[Instruction]:
Copy each line that contains the word "type".
+===+
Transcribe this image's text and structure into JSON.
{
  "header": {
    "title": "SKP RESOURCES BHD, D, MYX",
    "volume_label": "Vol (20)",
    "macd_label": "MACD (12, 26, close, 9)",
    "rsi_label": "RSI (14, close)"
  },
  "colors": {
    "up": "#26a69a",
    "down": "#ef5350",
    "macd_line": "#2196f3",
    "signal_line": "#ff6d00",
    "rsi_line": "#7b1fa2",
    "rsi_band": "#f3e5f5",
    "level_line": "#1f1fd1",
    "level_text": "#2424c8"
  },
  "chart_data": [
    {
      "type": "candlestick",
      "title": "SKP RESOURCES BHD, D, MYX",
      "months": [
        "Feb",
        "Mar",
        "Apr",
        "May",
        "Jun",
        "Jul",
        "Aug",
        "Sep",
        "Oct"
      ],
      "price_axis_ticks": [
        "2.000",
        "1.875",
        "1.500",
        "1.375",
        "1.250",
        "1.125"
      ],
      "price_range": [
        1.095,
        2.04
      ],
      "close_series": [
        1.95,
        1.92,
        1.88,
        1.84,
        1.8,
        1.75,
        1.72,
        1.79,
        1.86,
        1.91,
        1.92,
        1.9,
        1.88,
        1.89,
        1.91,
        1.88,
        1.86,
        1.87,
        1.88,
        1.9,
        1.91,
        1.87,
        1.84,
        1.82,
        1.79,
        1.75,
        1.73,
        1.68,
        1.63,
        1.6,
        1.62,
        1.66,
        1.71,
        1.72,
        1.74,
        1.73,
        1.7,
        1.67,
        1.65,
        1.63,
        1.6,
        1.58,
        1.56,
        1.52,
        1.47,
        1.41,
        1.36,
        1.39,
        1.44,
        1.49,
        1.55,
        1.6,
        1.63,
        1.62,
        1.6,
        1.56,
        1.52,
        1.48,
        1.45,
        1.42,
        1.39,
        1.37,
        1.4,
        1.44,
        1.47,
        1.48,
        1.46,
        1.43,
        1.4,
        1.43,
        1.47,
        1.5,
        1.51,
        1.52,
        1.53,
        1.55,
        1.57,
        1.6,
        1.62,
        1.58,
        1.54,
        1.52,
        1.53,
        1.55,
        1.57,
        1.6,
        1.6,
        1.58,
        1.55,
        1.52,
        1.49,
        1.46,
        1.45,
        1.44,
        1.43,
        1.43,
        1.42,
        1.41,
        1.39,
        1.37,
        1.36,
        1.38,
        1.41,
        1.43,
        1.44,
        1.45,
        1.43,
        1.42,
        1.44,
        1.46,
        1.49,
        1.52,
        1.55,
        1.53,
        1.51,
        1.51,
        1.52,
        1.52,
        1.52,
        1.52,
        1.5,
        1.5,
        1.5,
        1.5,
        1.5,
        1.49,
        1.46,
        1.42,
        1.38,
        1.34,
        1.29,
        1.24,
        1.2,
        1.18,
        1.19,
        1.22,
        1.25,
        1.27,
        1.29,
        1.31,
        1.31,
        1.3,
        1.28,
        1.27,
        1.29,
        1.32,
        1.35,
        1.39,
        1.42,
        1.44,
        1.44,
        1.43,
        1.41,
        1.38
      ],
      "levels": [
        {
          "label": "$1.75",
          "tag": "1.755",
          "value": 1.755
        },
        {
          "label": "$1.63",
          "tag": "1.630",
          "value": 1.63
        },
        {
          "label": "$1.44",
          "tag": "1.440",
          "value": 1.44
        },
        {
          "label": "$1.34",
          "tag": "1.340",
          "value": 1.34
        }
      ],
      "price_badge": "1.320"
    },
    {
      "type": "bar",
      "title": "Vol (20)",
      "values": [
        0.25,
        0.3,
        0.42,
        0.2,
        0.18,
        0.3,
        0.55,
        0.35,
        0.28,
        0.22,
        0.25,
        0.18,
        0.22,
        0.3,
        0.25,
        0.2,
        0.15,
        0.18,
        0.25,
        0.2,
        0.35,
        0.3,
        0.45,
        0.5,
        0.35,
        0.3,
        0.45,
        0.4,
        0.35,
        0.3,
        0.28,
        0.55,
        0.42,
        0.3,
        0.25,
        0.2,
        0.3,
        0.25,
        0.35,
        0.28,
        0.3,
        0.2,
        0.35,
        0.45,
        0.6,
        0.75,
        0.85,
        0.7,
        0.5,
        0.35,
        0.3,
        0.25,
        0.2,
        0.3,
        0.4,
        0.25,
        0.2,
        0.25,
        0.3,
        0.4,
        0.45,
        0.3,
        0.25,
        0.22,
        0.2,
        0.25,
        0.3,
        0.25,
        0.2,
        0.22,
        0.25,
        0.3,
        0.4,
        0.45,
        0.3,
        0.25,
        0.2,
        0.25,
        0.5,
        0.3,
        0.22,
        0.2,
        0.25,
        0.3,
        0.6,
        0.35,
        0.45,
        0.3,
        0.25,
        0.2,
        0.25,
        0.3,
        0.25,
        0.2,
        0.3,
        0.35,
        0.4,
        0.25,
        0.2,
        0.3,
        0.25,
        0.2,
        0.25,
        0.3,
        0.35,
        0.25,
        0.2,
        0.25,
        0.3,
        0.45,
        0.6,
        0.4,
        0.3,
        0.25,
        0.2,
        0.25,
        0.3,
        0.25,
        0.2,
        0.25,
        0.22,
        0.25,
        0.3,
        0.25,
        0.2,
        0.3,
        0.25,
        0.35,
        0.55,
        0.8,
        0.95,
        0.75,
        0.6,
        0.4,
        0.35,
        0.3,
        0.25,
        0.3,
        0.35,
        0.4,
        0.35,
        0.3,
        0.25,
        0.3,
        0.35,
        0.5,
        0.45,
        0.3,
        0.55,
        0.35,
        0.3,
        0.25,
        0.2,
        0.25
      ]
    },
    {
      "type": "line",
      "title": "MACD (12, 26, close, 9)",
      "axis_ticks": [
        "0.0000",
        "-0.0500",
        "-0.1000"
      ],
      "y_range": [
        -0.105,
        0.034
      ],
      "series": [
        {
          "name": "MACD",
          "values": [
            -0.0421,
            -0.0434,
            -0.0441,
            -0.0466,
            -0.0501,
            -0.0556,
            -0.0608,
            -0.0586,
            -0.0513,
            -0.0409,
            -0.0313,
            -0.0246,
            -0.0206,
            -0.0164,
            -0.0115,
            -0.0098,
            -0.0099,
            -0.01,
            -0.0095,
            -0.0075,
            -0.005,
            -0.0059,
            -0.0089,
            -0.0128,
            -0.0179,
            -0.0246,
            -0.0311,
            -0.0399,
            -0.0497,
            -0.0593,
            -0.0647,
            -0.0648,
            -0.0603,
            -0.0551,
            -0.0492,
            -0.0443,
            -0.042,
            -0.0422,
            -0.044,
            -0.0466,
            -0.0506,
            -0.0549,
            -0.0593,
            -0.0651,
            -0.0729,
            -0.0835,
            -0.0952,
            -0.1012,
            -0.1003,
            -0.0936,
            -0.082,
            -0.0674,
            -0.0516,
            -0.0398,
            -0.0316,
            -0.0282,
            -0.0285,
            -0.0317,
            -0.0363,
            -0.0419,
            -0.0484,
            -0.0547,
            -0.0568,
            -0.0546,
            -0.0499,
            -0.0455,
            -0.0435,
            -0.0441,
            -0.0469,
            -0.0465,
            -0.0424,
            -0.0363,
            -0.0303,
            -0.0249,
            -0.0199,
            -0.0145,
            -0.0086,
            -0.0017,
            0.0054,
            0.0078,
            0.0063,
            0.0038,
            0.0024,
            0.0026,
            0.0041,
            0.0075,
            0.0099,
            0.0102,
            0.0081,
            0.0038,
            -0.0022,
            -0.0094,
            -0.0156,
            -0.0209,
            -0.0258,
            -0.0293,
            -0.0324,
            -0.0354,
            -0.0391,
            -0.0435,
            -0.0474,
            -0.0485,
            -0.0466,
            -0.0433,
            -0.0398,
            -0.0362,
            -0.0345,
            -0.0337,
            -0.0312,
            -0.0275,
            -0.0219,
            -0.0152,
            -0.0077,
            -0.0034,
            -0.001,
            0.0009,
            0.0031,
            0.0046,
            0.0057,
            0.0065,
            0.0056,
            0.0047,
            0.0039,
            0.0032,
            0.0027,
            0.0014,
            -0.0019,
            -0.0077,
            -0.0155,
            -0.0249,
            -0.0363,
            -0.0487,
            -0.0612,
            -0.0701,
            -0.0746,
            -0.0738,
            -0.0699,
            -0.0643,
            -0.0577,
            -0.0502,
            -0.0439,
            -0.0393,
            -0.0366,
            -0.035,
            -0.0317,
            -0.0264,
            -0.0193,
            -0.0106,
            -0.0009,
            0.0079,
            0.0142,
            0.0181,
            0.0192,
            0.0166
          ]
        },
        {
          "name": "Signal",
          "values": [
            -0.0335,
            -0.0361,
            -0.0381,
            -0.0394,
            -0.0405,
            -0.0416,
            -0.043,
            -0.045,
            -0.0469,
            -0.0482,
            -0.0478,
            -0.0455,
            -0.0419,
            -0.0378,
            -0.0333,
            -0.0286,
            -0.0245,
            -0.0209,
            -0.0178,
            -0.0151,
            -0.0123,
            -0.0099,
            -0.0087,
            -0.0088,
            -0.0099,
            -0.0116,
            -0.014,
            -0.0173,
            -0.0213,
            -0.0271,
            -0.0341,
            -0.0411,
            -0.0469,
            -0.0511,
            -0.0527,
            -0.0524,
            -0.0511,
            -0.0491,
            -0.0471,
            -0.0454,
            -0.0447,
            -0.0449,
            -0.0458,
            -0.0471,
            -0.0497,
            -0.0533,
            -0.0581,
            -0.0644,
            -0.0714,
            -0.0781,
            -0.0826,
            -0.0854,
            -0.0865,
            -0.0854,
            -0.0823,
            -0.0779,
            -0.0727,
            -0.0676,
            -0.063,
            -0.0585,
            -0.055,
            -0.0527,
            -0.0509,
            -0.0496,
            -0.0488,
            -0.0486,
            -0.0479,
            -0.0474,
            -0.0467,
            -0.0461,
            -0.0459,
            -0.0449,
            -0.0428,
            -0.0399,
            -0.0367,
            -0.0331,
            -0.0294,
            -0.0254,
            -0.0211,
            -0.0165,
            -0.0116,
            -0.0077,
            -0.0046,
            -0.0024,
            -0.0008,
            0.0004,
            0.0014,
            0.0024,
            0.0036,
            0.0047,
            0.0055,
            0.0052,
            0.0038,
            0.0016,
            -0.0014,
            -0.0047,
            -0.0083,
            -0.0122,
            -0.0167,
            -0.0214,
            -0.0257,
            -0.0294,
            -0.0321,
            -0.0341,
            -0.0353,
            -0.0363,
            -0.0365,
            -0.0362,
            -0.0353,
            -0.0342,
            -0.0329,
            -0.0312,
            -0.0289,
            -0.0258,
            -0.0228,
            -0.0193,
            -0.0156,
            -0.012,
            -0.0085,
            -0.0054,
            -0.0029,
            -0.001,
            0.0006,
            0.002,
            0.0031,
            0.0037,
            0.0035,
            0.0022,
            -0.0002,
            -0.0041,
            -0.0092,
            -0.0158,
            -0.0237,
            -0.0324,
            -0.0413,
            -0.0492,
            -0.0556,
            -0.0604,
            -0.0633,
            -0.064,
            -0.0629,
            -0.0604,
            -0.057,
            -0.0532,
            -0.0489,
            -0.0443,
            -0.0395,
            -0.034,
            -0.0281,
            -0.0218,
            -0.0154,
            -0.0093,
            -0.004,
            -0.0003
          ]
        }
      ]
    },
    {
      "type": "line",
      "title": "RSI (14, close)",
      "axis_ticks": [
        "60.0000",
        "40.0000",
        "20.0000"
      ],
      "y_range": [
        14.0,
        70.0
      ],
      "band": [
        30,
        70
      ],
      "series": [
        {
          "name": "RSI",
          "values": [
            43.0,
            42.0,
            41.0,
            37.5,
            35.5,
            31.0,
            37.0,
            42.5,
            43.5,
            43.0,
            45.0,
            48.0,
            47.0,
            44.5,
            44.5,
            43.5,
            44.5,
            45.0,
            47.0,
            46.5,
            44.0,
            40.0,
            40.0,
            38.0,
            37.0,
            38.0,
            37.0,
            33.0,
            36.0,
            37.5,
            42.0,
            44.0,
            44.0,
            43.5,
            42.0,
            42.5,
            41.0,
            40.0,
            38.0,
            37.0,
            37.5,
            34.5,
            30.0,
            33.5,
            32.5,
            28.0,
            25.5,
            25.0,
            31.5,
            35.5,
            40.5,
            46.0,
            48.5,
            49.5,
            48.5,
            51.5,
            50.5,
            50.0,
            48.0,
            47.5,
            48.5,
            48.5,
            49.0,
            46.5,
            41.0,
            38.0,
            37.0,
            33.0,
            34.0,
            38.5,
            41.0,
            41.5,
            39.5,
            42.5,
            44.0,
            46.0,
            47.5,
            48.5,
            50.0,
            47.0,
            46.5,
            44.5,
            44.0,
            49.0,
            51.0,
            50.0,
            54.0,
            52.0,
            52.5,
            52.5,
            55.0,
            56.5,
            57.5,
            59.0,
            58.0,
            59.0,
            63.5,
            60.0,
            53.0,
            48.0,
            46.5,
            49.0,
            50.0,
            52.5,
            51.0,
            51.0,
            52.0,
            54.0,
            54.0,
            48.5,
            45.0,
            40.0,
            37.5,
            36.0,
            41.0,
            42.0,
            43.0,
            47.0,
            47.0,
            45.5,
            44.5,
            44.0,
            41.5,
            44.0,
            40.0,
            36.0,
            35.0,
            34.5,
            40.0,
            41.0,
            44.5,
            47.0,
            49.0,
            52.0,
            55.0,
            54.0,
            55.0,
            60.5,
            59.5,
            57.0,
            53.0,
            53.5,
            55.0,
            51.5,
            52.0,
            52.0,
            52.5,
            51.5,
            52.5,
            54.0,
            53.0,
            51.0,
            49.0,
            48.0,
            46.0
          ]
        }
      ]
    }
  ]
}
+===+
[Full output]:
      "type": "candlestick",
      "type": "bar",
      "type": "line",
      "type": "line",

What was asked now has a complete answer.